* [PROBLEM]: Show all lines that include the string "JSON"; copy each one.

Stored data
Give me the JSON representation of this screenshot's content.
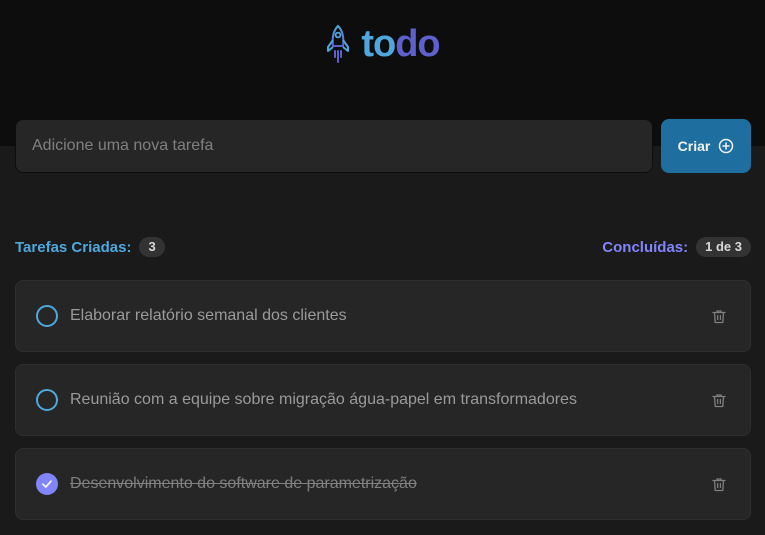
{
  "header": {
    "logo_text_part1": "to",
    "logo_text_part2": "do",
    "logo_icon": "rocket-icon"
  },
  "new_task": {
    "placeholder": "Adicione uma nova tarefa",
    "value": "",
    "create_label": "Criar",
    "create_icon": "plus-circle-icon"
  },
  "counters": {
    "created_label": "Tarefas Criadas:",
    "created_count": "3",
    "done_label": "Concluídas:",
    "done_count": "1 de 3"
  },
  "tasks": [
    {
      "text": "Elaborar relatório semanal dos clientes",
      "completed": false
    },
    {
      "text": "Reunião com a equipe sobre migração água-papel em transformadores",
      "completed": false
    },
    {
      "text": "Desenvolvimento do software de parametrização",
      "completed": true
    }
  ],
  "colors": {
    "blue": "#4ea8de",
    "purple": "#8284fa",
    "dark_purple": "#5e60ce",
    "button_blue": "#1e6f9f",
    "card": "#262626",
    "header_bg": "#0d0d0d",
    "page_bg": "#1a1a1a"
  }
}
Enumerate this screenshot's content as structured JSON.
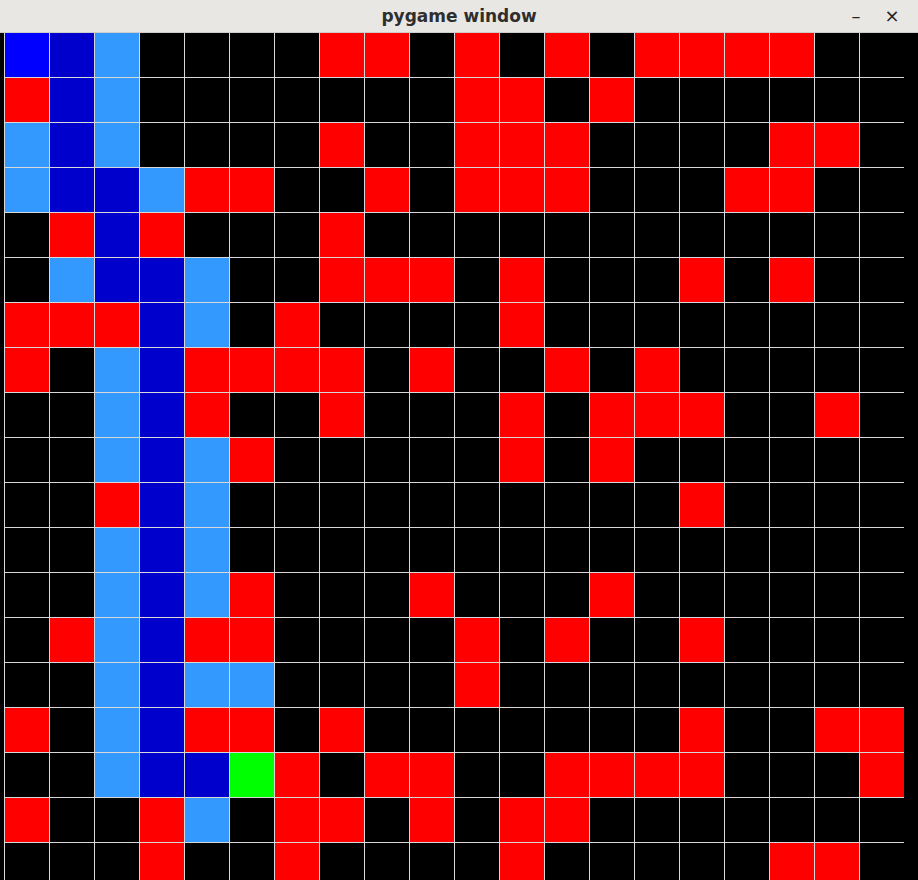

* [EXERCISE ANSWER]:
Give me the JSON representation of this screenshot's content.
Enumerate this screenshot's content as structured JSON.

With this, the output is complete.